[Entries taken from a collection]
========================================
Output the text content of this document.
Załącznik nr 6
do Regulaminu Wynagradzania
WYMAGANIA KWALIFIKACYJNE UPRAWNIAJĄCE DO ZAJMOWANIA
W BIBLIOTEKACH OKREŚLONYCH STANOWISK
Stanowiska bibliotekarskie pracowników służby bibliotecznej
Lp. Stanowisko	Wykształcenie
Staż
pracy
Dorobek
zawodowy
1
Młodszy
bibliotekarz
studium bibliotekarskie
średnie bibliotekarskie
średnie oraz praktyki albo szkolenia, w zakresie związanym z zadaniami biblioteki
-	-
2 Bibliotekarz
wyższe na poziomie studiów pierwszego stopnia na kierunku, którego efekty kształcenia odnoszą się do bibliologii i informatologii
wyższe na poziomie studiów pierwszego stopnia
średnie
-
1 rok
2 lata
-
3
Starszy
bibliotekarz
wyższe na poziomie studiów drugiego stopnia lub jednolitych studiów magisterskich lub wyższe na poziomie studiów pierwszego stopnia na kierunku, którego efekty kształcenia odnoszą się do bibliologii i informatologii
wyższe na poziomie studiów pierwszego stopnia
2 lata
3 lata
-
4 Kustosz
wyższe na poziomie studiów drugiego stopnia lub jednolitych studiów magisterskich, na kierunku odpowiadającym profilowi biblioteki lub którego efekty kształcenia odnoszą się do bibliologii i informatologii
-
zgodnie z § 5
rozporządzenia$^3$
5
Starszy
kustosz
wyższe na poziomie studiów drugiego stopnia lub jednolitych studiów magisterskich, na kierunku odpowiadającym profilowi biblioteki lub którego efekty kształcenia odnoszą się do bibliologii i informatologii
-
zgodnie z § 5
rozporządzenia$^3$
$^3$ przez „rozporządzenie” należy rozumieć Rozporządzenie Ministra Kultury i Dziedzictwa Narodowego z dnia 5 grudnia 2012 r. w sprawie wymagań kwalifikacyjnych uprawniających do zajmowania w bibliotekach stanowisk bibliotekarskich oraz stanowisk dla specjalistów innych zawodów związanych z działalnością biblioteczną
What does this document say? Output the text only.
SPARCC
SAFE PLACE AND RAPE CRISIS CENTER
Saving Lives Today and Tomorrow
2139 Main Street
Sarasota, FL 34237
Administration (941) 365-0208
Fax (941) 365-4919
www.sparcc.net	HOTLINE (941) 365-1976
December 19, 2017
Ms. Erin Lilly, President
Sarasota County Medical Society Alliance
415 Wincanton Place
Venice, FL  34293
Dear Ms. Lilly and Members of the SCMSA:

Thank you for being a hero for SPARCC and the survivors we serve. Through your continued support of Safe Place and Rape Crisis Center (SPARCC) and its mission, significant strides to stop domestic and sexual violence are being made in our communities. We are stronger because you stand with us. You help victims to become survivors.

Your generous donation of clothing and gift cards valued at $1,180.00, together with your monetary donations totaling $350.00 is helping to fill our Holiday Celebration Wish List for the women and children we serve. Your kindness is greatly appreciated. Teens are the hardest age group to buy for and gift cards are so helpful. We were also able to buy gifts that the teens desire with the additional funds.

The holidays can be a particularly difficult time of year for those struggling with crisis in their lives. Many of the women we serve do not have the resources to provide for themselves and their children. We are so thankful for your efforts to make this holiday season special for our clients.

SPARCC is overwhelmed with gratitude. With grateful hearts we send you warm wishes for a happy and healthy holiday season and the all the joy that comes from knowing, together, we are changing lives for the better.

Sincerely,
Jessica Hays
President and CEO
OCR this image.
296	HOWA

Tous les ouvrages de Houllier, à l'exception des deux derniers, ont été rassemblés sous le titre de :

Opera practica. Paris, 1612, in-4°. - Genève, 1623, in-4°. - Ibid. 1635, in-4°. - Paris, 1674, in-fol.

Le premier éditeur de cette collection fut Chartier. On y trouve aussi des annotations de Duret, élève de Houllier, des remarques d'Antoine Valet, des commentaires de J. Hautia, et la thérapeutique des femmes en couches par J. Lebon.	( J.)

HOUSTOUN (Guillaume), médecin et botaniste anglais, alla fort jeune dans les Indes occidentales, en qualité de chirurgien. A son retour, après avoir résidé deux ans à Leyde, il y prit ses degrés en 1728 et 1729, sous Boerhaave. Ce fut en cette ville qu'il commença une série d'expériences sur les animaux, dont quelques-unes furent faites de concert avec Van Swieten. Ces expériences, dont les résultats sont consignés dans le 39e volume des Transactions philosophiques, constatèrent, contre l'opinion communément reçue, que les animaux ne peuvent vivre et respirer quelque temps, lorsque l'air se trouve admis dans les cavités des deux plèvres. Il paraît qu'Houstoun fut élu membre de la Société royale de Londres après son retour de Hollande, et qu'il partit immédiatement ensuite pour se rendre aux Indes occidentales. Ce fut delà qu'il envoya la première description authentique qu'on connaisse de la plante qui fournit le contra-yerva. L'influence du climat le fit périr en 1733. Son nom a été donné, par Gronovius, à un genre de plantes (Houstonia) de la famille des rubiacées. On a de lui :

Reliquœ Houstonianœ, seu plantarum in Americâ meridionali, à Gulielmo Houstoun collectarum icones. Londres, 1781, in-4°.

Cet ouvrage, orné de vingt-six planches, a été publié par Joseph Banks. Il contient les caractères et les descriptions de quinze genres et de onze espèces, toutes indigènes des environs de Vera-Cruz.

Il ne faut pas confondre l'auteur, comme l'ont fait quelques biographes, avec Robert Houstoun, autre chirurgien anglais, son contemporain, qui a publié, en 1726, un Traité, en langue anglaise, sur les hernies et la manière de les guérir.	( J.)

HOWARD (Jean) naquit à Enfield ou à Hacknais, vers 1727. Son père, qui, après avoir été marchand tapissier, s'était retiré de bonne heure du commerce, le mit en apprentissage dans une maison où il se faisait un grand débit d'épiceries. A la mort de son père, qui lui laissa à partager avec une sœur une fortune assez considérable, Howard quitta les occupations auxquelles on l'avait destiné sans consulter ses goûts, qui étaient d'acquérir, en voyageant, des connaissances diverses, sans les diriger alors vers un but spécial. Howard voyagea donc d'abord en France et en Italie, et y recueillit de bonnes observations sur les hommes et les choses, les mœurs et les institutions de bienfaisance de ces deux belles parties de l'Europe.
========================================
* What you should do: Tally every line of the listing that holds the string "kierunku", then give the number by itself.

* The solution: 4